* Material supplied *
----------

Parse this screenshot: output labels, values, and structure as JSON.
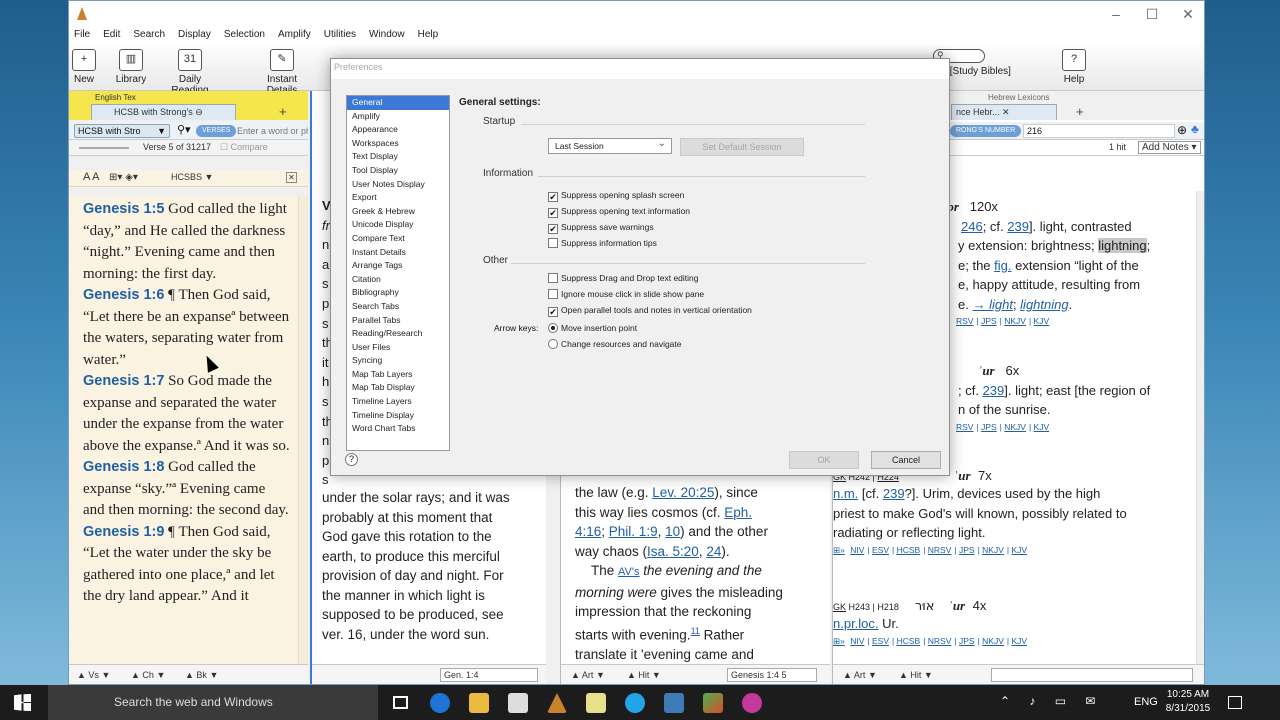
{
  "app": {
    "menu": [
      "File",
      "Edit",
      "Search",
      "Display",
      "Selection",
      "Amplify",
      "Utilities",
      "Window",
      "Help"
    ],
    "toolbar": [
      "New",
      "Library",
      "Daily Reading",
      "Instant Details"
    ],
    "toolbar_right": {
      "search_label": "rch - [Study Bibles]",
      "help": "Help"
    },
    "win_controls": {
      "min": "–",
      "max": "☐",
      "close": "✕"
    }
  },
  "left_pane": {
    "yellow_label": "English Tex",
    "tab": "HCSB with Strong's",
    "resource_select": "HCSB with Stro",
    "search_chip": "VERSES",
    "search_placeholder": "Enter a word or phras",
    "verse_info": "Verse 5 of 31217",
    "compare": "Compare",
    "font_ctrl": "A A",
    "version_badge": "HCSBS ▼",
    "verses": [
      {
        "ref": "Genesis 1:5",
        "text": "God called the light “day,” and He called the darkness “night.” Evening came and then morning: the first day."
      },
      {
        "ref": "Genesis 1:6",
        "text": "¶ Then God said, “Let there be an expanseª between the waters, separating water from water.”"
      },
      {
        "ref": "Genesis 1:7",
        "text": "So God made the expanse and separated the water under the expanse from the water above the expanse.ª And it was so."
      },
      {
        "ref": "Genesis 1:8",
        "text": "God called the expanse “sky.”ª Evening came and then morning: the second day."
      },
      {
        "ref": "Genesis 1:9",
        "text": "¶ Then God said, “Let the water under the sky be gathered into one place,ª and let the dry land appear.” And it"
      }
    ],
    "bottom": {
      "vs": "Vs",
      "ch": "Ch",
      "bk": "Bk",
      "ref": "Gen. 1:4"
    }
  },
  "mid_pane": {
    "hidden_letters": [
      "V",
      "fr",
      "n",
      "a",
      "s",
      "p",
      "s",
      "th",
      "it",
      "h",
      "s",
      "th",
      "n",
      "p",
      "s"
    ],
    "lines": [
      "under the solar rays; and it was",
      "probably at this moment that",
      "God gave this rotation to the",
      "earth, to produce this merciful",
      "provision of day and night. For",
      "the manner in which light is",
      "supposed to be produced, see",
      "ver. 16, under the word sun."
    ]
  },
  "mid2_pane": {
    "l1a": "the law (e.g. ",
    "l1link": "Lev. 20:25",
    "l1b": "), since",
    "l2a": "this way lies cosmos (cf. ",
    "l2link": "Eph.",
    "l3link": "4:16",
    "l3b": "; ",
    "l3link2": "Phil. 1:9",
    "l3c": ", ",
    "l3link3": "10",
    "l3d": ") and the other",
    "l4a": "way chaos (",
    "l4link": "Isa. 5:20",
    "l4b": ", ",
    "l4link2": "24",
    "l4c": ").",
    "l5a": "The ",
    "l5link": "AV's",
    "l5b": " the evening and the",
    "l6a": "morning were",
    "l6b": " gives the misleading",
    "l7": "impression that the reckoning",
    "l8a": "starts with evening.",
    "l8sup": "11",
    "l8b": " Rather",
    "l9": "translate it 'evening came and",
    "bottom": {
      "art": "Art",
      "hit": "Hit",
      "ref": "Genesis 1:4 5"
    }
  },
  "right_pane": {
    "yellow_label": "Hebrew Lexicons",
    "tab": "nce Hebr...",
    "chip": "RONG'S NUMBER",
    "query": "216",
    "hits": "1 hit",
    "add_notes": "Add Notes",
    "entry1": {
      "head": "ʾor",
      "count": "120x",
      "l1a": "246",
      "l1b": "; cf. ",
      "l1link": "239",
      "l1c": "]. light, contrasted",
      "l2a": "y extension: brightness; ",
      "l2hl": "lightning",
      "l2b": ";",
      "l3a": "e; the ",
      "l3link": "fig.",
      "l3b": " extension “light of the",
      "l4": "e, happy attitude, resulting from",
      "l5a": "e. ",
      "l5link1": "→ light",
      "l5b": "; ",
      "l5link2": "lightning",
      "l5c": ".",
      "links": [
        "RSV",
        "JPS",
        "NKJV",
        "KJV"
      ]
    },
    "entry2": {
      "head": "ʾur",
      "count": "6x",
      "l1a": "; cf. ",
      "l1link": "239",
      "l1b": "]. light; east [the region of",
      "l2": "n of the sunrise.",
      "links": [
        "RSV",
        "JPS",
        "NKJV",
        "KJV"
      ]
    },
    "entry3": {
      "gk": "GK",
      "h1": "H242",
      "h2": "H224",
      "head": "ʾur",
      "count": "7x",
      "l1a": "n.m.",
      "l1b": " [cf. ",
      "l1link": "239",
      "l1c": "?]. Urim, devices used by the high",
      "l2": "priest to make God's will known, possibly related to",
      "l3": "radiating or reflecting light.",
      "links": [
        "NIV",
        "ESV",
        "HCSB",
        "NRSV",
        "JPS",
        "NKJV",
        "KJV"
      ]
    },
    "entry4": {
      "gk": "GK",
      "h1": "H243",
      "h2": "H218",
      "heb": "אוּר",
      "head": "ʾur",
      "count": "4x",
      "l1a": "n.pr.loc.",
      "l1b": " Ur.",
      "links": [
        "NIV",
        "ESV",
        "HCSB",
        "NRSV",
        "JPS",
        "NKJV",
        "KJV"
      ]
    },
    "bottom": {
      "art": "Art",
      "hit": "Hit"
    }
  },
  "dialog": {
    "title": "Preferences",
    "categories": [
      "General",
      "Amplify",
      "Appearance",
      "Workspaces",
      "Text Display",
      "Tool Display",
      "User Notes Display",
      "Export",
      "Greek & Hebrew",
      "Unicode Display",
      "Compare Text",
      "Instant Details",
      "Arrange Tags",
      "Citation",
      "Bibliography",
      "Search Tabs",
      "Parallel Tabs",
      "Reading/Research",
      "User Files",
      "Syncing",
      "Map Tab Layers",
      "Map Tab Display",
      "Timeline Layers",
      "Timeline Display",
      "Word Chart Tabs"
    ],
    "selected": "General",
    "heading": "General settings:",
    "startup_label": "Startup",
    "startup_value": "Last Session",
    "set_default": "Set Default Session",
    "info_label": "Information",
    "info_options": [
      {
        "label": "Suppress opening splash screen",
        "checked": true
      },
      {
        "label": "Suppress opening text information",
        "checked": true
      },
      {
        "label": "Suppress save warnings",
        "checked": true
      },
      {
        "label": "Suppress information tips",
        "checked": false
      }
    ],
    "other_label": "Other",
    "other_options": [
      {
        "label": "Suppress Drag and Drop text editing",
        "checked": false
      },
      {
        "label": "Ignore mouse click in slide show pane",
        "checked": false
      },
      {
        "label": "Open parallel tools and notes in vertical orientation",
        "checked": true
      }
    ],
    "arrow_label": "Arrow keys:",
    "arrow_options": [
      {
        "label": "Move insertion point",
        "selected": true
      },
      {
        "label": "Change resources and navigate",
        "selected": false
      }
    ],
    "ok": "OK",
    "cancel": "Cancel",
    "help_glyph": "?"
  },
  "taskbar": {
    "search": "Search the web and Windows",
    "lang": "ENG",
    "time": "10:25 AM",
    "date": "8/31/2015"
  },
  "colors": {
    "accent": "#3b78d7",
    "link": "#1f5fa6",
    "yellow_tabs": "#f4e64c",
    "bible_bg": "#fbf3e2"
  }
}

----------

* To do *
If a line above contains the word "said", list it.

* Solved problem *
        "text": "¶ Then God said, “Let there be an expanseª between the waters, separating water from water.”"
        "text": "¶ Then God said, “Let the water under the sky be gathered into one place,ª and let the dry land appear.” And it"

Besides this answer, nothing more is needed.